» **Problem details**: Return each line holding the string "this".

☆ ☆ ☆ ☆ ☆ ☆ ☆

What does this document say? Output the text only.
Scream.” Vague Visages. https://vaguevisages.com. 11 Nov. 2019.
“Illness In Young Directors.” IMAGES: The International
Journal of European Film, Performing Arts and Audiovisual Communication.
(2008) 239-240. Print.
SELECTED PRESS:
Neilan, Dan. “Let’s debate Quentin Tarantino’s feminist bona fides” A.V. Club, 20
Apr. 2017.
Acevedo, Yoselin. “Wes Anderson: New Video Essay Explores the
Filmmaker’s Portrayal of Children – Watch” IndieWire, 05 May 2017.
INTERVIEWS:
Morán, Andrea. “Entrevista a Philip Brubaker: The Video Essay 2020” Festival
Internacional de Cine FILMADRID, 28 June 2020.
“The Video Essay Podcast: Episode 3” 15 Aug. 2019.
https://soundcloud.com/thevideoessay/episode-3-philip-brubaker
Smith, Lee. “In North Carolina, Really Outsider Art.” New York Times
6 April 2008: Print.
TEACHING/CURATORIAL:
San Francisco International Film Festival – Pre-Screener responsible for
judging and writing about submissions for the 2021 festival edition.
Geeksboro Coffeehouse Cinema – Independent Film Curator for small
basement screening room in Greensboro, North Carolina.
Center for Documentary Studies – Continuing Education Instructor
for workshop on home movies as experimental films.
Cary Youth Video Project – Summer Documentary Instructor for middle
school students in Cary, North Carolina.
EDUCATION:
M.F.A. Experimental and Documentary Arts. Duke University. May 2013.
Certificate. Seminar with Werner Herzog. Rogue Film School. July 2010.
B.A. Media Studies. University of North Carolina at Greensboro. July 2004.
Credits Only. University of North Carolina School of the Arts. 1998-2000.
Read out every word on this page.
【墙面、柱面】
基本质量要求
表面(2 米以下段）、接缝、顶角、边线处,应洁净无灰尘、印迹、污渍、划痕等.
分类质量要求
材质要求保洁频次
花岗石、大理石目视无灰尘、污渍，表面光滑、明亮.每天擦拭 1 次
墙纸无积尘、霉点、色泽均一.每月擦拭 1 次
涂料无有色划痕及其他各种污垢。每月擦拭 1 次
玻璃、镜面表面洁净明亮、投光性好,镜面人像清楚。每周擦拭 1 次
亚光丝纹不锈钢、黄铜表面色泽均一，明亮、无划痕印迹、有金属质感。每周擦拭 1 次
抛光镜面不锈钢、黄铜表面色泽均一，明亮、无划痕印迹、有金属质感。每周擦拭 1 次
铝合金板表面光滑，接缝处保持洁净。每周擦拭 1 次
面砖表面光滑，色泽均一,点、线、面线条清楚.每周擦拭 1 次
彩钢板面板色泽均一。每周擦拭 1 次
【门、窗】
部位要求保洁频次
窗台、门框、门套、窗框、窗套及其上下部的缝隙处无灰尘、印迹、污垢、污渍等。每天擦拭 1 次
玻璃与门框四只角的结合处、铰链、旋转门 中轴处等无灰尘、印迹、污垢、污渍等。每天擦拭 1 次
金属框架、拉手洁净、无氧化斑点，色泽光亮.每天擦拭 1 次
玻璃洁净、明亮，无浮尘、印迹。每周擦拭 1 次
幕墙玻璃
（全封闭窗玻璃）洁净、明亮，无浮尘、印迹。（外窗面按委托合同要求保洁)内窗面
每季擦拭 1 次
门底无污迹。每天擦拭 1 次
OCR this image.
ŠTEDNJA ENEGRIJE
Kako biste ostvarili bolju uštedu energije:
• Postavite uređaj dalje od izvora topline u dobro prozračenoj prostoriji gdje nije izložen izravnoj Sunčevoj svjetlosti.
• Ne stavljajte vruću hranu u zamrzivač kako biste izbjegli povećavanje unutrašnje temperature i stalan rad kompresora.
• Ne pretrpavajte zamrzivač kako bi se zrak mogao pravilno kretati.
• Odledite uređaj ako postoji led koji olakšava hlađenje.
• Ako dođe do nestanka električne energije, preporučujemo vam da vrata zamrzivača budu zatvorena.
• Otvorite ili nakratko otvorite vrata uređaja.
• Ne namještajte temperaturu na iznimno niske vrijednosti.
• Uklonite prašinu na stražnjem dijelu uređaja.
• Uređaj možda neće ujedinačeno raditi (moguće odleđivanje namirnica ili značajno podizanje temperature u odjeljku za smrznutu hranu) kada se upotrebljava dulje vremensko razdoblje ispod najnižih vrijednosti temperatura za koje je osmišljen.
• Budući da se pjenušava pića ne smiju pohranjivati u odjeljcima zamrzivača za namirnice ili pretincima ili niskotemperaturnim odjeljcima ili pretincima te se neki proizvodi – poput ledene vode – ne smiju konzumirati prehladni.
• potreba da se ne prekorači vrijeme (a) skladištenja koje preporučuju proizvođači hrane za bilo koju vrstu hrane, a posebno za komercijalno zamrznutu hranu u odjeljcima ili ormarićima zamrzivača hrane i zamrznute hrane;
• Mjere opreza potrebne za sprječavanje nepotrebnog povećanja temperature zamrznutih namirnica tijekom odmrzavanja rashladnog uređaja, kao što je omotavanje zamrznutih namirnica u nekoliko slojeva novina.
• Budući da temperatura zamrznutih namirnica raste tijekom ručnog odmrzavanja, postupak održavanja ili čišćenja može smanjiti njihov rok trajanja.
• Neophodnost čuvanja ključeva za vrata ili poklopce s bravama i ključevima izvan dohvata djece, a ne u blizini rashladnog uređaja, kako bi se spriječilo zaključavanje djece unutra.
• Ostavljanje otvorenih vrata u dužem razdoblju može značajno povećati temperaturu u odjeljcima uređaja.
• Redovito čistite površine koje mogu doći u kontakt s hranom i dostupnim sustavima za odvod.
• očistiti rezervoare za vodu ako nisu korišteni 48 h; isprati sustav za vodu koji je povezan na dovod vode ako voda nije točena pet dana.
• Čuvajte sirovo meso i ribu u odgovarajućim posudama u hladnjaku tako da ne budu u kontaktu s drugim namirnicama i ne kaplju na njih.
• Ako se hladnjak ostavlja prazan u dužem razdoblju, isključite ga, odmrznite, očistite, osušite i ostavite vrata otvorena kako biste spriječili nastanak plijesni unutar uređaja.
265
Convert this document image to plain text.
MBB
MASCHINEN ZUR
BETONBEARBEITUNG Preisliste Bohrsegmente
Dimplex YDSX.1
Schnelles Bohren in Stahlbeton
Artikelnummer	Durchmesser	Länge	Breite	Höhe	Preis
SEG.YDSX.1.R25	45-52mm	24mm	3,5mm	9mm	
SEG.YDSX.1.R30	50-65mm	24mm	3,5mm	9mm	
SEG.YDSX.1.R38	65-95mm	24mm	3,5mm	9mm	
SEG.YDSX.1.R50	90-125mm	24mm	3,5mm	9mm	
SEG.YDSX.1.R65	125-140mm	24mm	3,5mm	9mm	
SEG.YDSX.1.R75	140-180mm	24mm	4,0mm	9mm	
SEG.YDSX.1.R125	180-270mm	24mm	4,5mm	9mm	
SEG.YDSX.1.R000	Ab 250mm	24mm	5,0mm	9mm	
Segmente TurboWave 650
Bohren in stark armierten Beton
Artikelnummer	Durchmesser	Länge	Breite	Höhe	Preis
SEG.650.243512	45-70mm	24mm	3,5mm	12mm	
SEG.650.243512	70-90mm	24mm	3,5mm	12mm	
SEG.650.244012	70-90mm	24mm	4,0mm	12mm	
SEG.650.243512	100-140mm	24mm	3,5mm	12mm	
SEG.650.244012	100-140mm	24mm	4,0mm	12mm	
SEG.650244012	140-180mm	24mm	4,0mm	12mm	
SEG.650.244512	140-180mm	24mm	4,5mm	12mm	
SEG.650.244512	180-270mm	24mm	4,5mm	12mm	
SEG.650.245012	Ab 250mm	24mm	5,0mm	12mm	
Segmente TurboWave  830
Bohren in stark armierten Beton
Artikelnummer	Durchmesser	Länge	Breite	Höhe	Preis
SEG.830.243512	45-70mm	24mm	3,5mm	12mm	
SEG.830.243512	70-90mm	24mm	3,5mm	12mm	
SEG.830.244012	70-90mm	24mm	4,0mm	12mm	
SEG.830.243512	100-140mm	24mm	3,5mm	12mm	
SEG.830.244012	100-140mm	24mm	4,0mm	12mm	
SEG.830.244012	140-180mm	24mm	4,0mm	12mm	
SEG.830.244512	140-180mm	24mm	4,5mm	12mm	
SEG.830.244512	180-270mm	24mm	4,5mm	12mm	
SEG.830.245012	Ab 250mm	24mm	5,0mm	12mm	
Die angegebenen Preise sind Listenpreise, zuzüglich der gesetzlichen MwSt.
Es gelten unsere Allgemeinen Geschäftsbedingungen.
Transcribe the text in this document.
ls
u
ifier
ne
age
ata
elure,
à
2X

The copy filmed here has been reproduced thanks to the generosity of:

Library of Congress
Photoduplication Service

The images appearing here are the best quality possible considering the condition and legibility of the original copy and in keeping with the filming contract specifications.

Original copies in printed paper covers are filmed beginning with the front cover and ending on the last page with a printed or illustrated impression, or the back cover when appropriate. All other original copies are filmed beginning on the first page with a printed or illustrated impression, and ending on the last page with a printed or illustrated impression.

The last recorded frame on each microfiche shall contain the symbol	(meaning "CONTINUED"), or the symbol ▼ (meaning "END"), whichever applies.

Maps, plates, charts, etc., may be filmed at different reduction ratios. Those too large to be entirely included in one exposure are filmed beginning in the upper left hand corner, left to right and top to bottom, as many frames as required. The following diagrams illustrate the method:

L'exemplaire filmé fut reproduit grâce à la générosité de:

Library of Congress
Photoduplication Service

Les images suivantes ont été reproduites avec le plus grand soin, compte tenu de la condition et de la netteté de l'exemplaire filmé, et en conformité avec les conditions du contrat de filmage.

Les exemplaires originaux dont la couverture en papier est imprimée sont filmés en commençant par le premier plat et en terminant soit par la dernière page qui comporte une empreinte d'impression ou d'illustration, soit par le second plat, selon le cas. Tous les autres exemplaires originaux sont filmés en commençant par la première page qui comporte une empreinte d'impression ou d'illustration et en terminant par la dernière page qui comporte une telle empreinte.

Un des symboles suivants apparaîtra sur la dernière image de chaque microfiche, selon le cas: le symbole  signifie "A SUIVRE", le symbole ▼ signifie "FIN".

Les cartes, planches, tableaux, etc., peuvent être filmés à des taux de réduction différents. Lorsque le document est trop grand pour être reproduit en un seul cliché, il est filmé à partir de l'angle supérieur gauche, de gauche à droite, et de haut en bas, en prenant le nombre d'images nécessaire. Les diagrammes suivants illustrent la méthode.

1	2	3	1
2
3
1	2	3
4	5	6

☆ ☆ ☆ ☆ ☆ ☆ ☆

» **Result**:
What does this document say? Output the text only.
Read out every word on this page.
OCR this image.
Convert this document image to plain text.
Transcribe the text in this document.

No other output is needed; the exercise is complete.